A run of records
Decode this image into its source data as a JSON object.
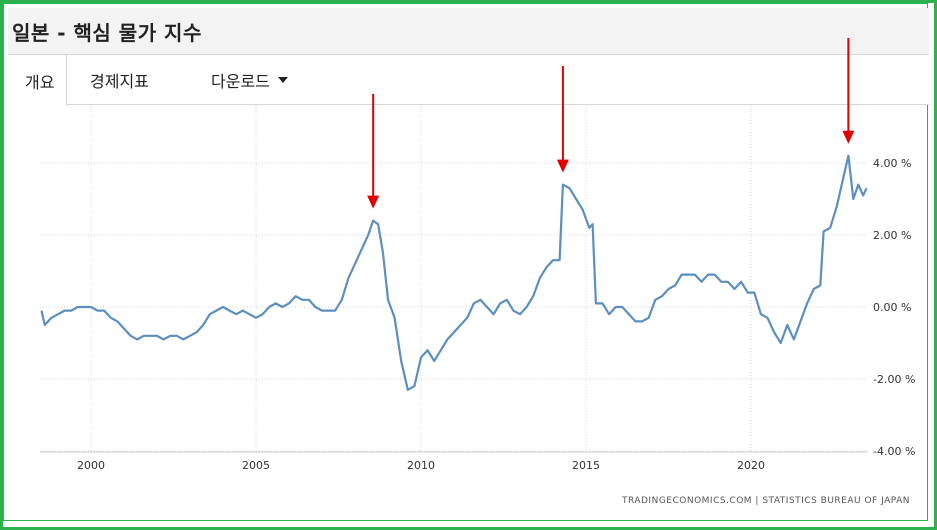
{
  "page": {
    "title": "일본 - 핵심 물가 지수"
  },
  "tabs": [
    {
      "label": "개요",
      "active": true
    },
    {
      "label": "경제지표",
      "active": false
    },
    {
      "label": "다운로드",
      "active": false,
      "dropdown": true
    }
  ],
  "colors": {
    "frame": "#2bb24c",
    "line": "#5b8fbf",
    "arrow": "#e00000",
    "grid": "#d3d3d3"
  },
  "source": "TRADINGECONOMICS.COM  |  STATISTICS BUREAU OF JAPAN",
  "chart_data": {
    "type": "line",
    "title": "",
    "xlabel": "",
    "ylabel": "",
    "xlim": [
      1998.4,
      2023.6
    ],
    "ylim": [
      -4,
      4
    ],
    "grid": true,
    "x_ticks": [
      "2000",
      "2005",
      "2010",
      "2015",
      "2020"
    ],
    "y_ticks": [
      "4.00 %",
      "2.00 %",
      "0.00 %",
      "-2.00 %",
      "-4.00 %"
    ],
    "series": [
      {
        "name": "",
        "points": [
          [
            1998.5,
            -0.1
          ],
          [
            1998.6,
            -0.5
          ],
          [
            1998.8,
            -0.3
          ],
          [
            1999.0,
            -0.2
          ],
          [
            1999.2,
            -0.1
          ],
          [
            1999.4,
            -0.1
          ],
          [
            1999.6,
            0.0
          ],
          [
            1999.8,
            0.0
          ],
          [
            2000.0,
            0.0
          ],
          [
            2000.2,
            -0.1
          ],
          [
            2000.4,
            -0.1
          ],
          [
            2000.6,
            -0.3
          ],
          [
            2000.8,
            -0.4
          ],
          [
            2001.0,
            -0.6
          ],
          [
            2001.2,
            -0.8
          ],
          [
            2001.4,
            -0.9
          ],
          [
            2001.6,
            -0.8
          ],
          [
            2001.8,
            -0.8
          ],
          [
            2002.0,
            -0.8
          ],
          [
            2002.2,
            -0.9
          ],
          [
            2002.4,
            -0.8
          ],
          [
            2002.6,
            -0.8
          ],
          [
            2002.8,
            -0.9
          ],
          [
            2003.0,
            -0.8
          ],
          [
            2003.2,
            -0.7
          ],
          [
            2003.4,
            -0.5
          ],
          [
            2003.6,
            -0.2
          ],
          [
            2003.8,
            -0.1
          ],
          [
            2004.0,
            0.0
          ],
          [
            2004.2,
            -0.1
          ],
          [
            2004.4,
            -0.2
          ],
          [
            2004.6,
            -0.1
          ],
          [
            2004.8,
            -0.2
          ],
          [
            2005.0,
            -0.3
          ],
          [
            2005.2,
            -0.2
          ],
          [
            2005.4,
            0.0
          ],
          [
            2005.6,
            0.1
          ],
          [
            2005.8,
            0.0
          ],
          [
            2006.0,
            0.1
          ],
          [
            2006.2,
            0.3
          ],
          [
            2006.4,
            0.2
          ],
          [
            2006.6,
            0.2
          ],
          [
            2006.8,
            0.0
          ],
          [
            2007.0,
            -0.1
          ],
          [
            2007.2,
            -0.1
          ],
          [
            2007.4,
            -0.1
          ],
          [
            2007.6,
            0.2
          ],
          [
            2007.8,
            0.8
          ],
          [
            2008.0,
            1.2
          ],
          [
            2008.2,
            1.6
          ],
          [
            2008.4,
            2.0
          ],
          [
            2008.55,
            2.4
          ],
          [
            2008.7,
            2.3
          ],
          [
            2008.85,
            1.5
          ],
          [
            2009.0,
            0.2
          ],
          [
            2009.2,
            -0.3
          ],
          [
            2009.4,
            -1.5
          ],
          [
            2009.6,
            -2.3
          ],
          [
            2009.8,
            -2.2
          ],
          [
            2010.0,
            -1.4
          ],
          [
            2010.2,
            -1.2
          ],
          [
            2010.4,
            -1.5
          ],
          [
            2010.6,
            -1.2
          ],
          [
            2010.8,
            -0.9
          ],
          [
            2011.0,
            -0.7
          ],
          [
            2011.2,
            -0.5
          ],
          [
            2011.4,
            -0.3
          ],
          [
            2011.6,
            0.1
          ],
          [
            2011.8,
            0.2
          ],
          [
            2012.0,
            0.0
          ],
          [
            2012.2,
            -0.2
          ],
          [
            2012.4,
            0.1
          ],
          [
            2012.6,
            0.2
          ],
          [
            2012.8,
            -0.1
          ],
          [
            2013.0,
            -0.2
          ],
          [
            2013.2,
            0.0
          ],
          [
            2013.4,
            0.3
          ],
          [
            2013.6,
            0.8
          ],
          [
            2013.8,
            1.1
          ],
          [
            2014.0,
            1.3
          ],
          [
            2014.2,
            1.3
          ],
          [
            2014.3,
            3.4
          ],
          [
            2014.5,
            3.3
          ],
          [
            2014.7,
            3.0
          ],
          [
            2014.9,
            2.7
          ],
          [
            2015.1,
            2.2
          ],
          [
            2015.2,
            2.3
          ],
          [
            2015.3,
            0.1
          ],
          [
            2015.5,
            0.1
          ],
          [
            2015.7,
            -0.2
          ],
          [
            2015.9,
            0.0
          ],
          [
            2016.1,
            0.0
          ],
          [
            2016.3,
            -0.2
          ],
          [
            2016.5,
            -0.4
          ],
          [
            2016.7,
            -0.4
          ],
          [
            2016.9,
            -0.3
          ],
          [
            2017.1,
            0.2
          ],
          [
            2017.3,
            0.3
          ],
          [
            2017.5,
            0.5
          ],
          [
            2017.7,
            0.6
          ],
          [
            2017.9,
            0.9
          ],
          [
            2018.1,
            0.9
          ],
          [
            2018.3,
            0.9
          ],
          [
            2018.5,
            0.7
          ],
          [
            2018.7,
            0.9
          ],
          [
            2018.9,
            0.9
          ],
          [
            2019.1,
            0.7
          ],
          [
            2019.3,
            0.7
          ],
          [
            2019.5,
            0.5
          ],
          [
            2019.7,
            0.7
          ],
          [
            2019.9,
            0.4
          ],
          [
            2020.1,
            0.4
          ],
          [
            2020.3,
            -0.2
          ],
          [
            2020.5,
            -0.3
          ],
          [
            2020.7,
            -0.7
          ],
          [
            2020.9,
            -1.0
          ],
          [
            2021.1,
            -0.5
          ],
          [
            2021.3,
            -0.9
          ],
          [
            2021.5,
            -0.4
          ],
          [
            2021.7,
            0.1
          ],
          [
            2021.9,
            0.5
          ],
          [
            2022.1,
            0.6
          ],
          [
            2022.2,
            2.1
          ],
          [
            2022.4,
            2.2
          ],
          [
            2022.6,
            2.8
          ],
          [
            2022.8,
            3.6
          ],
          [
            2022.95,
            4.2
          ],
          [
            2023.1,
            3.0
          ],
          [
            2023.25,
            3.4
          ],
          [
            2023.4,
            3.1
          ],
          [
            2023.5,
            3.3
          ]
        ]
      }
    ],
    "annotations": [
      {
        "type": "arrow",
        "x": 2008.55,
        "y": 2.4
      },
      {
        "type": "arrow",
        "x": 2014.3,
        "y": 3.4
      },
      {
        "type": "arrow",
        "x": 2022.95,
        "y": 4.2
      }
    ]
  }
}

**SET PROBLEM**:
Exclude the pictures and repeat every other part of the records word for word.

**RESULT FOR THIS EXERCISE**:
Decode this image into its source data as a JSON object.
{
  "page": {
    "title": "일본 - 핵심 물가 지수"
  },
  "tabs": [
    {
      "label": "개요",
      "active": true
    },
    {
      "label": "경제지표",
      "active": false
    },
    {
      "label": "다운로드",
      "active": false,
      "dropdown": true
    }
  ],
  "colors": {
    "frame": "#2bb24c",
    "line": "#5b8fbf",
    "arrow": "#e00000",
    "grid": "#d3d3d3"
  },
  "source": "TRADINGECONOMICS.COM  |  STATISTICS BUREAU OF JAPAN",
  "chart_data": {
    "type": "line",
    "title": "",
    "xlabel": "",
    "ylabel": "",
    "xlim": [
      1998.4,
      2023.6
    ],
    "ylim": [
      -4,
      4
    ],
    "grid": true,
    "x_ticks": [
      "2000",
      "2005",
      "2010",
      "2015",
      "2020"
    ],
    "y_ticks": [
      "4.00 %",
      "2.00 %",
      "0.00 %",
      "-2.00 %",
      "-4.00 %"
    ],
    "series": [
      {
        "name": "",
        "points": [
          [
            1998.5,
            -0.1
          ],
          [
            1998.6,
            -0.5
          ],
          [
            1998.8,
            -0.3
          ],
          [
            1999.0,
            -0.2
          ],
          [
            1999.2,
            -0.1
          ],
          [
            1999.4,
            -0.1
          ],
          [
            1999.6,
            0.0
          ],
          [
            1999.8,
            0.0
          ],
          [
            2000.0,
            0.0
          ],
          [
            2000.2,
            -0.1
          ],
          [
            2000.4,
            -0.1
          ],
          [
            2000.6,
            -0.3
          ],
          [
            2000.8,
            -0.4
          ],
          [
            2001.0,
            -0.6
          ],
          [
            2001.2,
            -0.8
          ],
          [
            2001.4,
            -0.9
          ],
          [
            2001.6,
            -0.8
          ],
          [
            2001.8,
            -0.8
          ],
          [
            2002.0,
            -0.8
          ],
          [
            2002.2,
            -0.9
          ],
          [
            2002.4,
            -0.8
          ],
          [
            2002.6,
            -0.8
          ],
          [
            2002.8,
            -0.9
          ],
          [
            2003.0,
            -0.8
          ],
          [
            2003.2,
            -0.7
          ],
          [
            2003.4,
            -0.5
          ],
          [
            2003.6,
            -0.2
          ],
          [
            2003.8,
            -0.1
          ],
          [
            2004.0,
            0.0
          ],
          [
            2004.2,
            -0.1
          ],
          [
            2004.4,
            -0.2
          ],
          [
            2004.6,
            -0.1
          ],
          [
            2004.8,
            -0.2
          ],
          [
            2005.0,
            -0.3
          ],
          [
            2005.2,
            -0.2
          ],
          [
            2005.4,
            0.0
          ],
          [
            2005.6,
            0.1
          ],
          [
            2005.8,
            0.0
          ],
          [
            2006.0,
            0.1
          ],
          [
            2006.2,
            0.3
          ],
          [
            2006.4,
            0.2
          ],
          [
            2006.6,
            0.2
          ],
          [
            2006.8,
            0.0
          ],
          [
            2007.0,
            -0.1
          ],
          [
            2007.2,
            -0.1
          ],
          [
            2007.4,
            -0.1
          ],
          [
            2007.6,
            0.2
          ],
          [
            2007.8,
            0.8
          ],
          [
            2008.0,
            1.2
          ],
          [
            2008.2,
            1.6
          ],
          [
            2008.4,
            2.0
          ],
          [
            2008.55,
            2.4
          ],
          [
            2008.7,
            2.3
          ],
          [
            2008.85,
            1.5
          ],
          [
            2009.0,
            0.2
          ],
          [
            2009.2,
            -0.3
          ],
          [
            2009.4,
            -1.5
          ],
          [
            2009.6,
            -2.3
          ],
          [
            2009.8,
            -2.2
          ],
          [
            2010.0,
            -1.4
          ],
          [
            2010.2,
            -1.2
          ],
          [
            2010.4,
            -1.5
          ],
          [
            2010.6,
            -1.2
          ],
          [
            2010.8,
            -0.9
          ],
          [
            2011.0,
            -0.7
          ],
          [
            2011.2,
            -0.5
          ],
          [
            2011.4,
            -0.3
          ],
          [
            2011.6,
            0.1
          ],
          [
            2011.8,
            0.2
          ],
          [
            2012.0,
            0.0
          ],
          [
            2012.2,
            -0.2
          ],
          [
            2012.4,
            0.1
          ],
          [
            2012.6,
            0.2
          ],
          [
            2012.8,
            -0.1
          ],
          [
            2013.0,
            -0.2
          ],
          [
            2013.2,
            0.0
          ],
          [
            2013.4,
            0.3
          ],
          [
            2013.6,
            0.8
          ],
          [
            2013.8,
            1.1
          ],
          [
            2014.0,
            1.3
          ],
          [
            2014.2,
            1.3
          ],
          [
            2014.3,
            3.4
          ],
          [
            2014.5,
            3.3
          ],
          [
            2014.7,
            3.0
          ],
          [
            2014.9,
            2.7
          ],
          [
            2015.1,
            2.2
          ],
          [
            2015.2,
            2.3
          ],
          [
            2015.3,
            0.1
          ],
          [
            2015.5,
            0.1
          ],
          [
            2015.7,
            -0.2
          ],
          [
            2015.9,
            0.0
          ],
          [
            2016.1,
            0.0
          ],
          [
            2016.3,
            -0.2
          ],
          [
            2016.5,
            -0.4
          ],
          [
            2016.7,
            -0.4
          ],
          [
            2016.9,
            -0.3
          ],
          [
            2017.1,
            0.2
          ],
          [
            2017.3,
            0.3
          ],
          [
            2017.5,
            0.5
          ],
          [
            2017.7,
            0.6
          ],
          [
            2017.9,
            0.9
          ],
          [
            2018.1,
            0.9
          ],
          [
            2018.3,
            0.9
          ],
          [
            2018.5,
            0.7
          ],
          [
            2018.7,
            0.9
          ],
          [
            2018.9,
            0.9
          ],
          [
            2019.1,
            0.7
          ],
          [
            2019.3,
            0.7
          ],
          [
            2019.5,
            0.5
          ],
          [
            2019.7,
            0.7
          ],
          [
            2019.9,
            0.4
          ],
          [
            2020.1,
            0.4
          ],
          [
            2020.3,
            -0.2
          ],
          [
            2020.5,
            -0.3
          ],
          [
            2020.7,
            -0.7
          ],
          [
            2020.9,
            -1.0
          ],
          [
            2021.1,
            -0.5
          ],
          [
            2021.3,
            -0.9
          ],
          [
            2021.5,
            -0.4
          ],
          [
            2021.7,
            0.1
          ],
          [
            2021.9,
            0.5
          ],
          [
            2022.1,
            0.6
          ],
          [
            2022.2,
            2.1
          ],
          [
            2022.4,
            2.2
          ],
          [
            2022.6,
            2.8
          ],
          [
            2022.8,
            3.6
          ],
          [
            2022.95,
            4.2
          ],
          [
            2023.1,
            3.0
          ],
          [
            2023.25,
            3.4
          ],
          [
            2023.4,
            3.1
          ],
          [
            2023.5,
            3.3
          ]
        ]
      }
    ],
    "annotations": [
      {
        "type": "arrow",
        "x": 2008.55,
        "y": 2.4
      },
      {
        "type": "arrow",
        "x": 2014.3,
        "y": 3.4
      },
      {
        "type": "arrow",
        "x": 2022.95,
        "y": 4.2
      }
    ]
  }
}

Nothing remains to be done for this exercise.